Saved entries
--- begin ---
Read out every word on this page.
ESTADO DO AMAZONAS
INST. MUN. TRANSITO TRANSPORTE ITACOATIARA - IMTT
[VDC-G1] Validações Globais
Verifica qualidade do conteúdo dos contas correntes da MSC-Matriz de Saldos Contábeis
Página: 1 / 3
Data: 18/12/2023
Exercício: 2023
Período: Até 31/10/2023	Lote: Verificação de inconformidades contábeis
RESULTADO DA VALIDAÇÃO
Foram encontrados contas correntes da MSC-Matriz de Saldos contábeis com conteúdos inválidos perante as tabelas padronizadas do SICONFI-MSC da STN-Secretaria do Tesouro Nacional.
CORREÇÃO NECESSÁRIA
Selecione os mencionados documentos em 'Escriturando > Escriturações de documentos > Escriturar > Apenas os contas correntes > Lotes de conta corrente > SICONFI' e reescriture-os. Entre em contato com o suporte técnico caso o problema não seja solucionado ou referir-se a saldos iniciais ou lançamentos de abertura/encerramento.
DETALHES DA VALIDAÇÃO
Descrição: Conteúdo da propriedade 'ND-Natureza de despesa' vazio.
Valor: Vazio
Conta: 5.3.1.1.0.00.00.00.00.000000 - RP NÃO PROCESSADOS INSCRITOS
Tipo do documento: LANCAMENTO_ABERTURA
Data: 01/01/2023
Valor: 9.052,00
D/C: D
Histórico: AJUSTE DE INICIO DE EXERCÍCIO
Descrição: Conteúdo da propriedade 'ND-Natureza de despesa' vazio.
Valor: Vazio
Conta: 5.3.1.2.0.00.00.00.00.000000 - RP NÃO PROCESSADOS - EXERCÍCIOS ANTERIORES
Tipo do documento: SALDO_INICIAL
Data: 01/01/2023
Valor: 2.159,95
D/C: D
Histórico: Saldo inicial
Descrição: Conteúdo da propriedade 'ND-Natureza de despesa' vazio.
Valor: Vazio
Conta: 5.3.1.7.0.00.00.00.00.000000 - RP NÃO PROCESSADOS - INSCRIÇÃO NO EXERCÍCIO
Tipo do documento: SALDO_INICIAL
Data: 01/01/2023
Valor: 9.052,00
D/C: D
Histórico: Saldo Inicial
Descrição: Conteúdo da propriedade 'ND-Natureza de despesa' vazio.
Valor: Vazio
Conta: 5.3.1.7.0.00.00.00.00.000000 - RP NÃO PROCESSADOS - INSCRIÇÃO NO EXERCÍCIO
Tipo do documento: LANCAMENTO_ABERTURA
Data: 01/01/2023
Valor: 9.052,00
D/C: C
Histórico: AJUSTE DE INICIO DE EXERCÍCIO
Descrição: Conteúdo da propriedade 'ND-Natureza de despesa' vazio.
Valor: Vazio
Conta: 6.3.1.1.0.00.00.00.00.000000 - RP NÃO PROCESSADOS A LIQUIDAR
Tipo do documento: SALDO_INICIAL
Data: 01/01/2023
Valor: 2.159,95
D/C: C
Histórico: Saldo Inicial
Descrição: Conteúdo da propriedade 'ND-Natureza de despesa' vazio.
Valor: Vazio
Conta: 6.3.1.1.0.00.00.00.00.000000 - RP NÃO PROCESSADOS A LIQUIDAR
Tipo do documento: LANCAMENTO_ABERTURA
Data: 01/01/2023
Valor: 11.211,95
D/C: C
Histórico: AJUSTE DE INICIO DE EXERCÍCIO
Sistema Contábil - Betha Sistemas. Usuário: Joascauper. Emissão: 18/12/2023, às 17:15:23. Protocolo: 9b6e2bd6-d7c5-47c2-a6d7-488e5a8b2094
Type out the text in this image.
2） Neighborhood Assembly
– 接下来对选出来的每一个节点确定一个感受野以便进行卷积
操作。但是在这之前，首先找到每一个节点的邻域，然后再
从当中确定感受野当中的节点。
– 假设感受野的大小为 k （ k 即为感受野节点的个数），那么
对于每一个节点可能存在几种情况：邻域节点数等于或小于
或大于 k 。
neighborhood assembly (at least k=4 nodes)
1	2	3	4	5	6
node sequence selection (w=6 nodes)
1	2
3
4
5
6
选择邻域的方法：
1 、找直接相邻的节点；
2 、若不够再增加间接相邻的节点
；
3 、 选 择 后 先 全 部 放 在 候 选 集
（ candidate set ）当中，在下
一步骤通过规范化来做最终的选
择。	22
--- end ---
◆ **DIRECTIONS FOR THIS TASK**: Repeat the records above exactly, from the first line to the last.

◆ **TASK OUTPUT**:
Read out every word on this page.
ESTADO DO AMAZONAS
INST. MUN. TRANSITO TRANSPORTE ITACOATIARA - IMTT
[VDC-G1] Validações Globais
Verifica qualidade do conteúdo dos contas correntes da MSC-Matriz de Saldos Contábeis
Página: 1 / 3
Data: 18/12/2023
Exercício: 2023
Período: Até 31/10/2023	Lote: Verificação de inconformidades contábeis
RESULTADO DA VALIDAÇÃO
Foram encontrados contas correntes da MSC-Matriz de Saldos contábeis com conteúdos inválidos perante as tabelas padronizadas do SICONFI-MSC da STN-Secretaria do Tesouro Nacional.
CORREÇÃO NECESSÁRIA
Selecione os mencionados documentos em 'Escriturando > Escriturações de documentos > Escriturar > Apenas os contas correntes > Lotes de conta corrente > SICONFI' e reescriture-os. Entre em contato com o suporte técnico caso o problema não seja solucionado ou referir-se a saldos iniciais ou lançamentos de abertura/encerramento.
DETALHES DA VALIDAÇÃO
Descrição: Conteúdo da propriedade 'ND-Natureza de despesa' vazio.
Valor: Vazio
Conta: 5.3.1.1.0.00.00.00.00.000000 - RP NÃO PROCESSADOS INSCRITOS
Tipo do documento: LANCAMENTO_ABERTURA
Data: 01/01/2023
Valor: 9.052,00
D/C: D
Histórico: AJUSTE DE INICIO DE EXERCÍCIO
Descrição: Conteúdo da propriedade 'ND-Natureza de despesa' vazio.
Valor: Vazio
Conta: 5.3.1.2.0.00.00.00.00.000000 - RP NÃO PROCESSADOS - EXERCÍCIOS ANTERIORES
Tipo do documento: SALDO_INICIAL
Data: 01/01/2023
Valor: 2.159,95
D/C: D
Histórico: Saldo inicial
Descrição: Conteúdo da propriedade 'ND-Natureza de despesa' vazio.
Valor: Vazio
Conta: 5.3.1.7.0.00.00.00.00.000000 - RP NÃO PROCESSADOS - INSCRIÇÃO NO EXERCÍCIO
Tipo do documento: SALDO_INICIAL
Data: 01/01/2023
Valor: 9.052,00
D/C: D
Histórico: Saldo Inicial
Descrição: Conteúdo da propriedade 'ND-Natureza de despesa' vazio.
Valor: Vazio
Conta: 5.3.1.7.0.00.00.00.00.000000 - RP NÃO PROCESSADOS - INSCRIÇÃO NO EXERCÍCIO
Tipo do documento: LANCAMENTO_ABERTURA
Data: 01/01/2023
Valor: 9.052,00
D/C: C
Histórico: AJUSTE DE INICIO DE EXERCÍCIO
Descrição: Conteúdo da propriedade 'ND-Natureza de despesa' vazio.
Valor: Vazio
Conta: 6.3.1.1.0.00.00.00.00.000000 - RP NÃO PROCESSADOS A LIQUIDAR
Tipo do documento: SALDO_INICIAL
Data: 01/01/2023
Valor: 2.159,95
D/C: C
Histórico: Saldo Inicial
Descrição: Conteúdo da propriedade 'ND-Natureza de despesa' vazio.
Valor: Vazio
Conta: 6.3.1.1.0.00.00.00.00.000000 - RP NÃO PROCESSADOS A LIQUIDAR
Tipo do documento: LANCAMENTO_ABERTURA
Data: 01/01/2023
Valor: 11.211,95
D/C: C
Histórico: AJUSTE DE INICIO DE EXERCÍCIO
Sistema Contábil - Betha Sistemas. Usuário: Joascauper. Emissão: 18/12/2023, às 17:15:23. Protocolo: 9b6e2bd6-d7c5-47c2-a6d7-488e5a8b2094
Type out the text in this image.
2） Neighborhood Assembly
– 接下来对选出来的每一个节点确定一个感受野以便进行卷积
操作。但是在这之前，首先找到每一个节点的邻域，然后再
从当中确定感受野当中的节点。
– 假设感受野的大小为 k （ k 即为感受野节点的个数），那么
对于每一个节点可能存在几种情况：邻域节点数等于或小于
或大于 k 。
neighborhood assembly (at least k=4 nodes)
1	2	3	4	5	6
node sequence selection (w=6 nodes)
1	2
3
4
5
6
选择邻域的方法：
1 、找直接相邻的节点；
2 、若不够再增加间接相邻的节点
；
3 、 选 择 后 先 全 部 放 在 候 选 集
（ candidate set ）当中，在下
一步骤通过规范化来做最终的选
择。	22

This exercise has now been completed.